#### [INSTRUCTION]
Go through the entries and say how many lines contain the string "with". The number is the whole answer.

#### [GIVEN DATA]
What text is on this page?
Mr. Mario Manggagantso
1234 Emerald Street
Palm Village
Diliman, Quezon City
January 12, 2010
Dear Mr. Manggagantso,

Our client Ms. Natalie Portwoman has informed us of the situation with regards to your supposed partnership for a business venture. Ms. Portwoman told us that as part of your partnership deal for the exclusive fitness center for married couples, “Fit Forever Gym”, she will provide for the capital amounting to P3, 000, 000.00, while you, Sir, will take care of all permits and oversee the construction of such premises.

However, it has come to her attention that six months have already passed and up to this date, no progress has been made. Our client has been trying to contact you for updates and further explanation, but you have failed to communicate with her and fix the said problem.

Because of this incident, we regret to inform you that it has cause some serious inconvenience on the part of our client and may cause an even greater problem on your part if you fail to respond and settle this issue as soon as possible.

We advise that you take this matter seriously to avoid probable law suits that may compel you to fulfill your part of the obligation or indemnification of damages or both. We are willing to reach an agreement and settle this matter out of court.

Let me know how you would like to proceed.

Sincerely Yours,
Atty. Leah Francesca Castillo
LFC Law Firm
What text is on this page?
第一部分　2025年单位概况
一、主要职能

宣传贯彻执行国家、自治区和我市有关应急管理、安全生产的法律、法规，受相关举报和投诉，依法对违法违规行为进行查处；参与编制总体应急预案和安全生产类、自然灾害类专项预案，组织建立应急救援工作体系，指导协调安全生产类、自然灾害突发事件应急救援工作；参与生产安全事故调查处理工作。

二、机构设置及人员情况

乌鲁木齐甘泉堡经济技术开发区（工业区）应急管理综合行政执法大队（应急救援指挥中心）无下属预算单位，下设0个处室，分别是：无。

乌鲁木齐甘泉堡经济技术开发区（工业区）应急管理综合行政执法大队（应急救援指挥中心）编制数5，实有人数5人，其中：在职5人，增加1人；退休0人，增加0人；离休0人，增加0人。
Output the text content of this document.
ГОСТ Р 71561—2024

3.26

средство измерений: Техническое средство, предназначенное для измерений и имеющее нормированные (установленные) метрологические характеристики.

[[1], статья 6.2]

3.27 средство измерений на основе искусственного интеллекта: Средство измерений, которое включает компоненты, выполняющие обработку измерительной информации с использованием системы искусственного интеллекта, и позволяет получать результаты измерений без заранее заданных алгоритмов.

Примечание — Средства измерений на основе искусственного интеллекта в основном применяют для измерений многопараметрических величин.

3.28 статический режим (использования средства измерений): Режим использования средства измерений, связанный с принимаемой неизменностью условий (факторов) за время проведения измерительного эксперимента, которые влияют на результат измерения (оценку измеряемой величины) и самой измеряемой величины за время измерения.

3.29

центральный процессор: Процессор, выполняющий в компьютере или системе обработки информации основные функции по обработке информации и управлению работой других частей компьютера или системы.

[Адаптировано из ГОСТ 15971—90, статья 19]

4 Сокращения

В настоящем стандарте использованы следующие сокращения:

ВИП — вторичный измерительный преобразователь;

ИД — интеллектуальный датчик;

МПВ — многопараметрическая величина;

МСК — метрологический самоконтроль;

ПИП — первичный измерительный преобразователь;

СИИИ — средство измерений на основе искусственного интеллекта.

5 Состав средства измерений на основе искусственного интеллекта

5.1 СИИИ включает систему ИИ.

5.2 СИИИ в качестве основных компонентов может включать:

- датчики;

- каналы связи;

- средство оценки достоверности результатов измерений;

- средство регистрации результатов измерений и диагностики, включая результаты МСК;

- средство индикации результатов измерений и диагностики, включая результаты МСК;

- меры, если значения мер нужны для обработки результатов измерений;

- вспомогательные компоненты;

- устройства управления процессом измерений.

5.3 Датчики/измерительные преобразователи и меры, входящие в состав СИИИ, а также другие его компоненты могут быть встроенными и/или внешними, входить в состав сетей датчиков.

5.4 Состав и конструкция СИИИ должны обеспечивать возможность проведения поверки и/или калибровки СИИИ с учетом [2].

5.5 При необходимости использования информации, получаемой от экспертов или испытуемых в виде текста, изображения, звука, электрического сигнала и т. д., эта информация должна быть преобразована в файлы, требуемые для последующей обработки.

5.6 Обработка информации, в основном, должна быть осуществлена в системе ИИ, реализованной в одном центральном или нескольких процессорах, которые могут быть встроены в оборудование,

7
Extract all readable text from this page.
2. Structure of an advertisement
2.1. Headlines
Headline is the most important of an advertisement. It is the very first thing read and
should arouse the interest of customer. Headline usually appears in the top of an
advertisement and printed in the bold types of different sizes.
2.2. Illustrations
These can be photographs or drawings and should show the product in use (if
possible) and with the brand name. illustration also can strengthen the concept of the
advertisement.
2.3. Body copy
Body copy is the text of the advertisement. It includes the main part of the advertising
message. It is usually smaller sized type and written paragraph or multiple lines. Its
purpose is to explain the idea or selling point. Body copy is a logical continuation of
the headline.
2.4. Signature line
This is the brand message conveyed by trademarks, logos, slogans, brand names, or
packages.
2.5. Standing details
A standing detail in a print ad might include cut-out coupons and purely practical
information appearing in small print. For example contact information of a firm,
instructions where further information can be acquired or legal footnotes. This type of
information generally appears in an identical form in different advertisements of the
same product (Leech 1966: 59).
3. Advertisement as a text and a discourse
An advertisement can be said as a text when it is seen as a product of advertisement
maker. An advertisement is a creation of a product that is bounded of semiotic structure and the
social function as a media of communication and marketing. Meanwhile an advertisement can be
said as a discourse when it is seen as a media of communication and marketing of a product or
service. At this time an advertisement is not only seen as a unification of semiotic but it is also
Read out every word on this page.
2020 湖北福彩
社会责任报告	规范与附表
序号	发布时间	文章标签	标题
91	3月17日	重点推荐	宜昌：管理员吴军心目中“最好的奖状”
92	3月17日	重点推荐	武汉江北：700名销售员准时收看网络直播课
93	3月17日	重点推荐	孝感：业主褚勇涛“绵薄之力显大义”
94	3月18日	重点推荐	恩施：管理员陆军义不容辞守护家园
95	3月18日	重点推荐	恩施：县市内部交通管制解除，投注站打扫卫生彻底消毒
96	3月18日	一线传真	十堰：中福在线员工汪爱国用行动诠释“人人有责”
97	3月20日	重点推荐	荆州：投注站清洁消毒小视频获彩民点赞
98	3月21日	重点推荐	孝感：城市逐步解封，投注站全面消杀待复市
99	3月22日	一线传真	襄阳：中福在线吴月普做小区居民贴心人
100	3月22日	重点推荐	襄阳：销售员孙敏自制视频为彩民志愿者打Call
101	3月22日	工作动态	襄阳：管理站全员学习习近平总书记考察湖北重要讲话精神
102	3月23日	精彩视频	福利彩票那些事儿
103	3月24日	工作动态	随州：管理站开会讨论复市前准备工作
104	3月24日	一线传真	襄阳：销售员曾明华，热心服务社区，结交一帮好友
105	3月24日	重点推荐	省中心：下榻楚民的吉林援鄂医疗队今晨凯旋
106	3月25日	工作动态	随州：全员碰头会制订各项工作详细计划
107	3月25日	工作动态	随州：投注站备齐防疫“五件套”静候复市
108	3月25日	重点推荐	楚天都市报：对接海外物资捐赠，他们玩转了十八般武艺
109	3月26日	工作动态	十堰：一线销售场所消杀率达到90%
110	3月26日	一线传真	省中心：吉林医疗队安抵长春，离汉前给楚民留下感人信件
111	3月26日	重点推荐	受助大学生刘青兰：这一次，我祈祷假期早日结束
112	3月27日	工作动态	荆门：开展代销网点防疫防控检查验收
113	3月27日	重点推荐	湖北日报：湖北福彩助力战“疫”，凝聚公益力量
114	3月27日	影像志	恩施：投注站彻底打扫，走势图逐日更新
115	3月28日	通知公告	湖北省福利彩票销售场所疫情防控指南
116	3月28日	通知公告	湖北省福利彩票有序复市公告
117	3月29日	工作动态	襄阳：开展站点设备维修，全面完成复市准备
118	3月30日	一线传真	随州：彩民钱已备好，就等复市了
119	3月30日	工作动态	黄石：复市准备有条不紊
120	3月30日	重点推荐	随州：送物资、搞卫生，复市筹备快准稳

#### [COMPLETED TASK]
3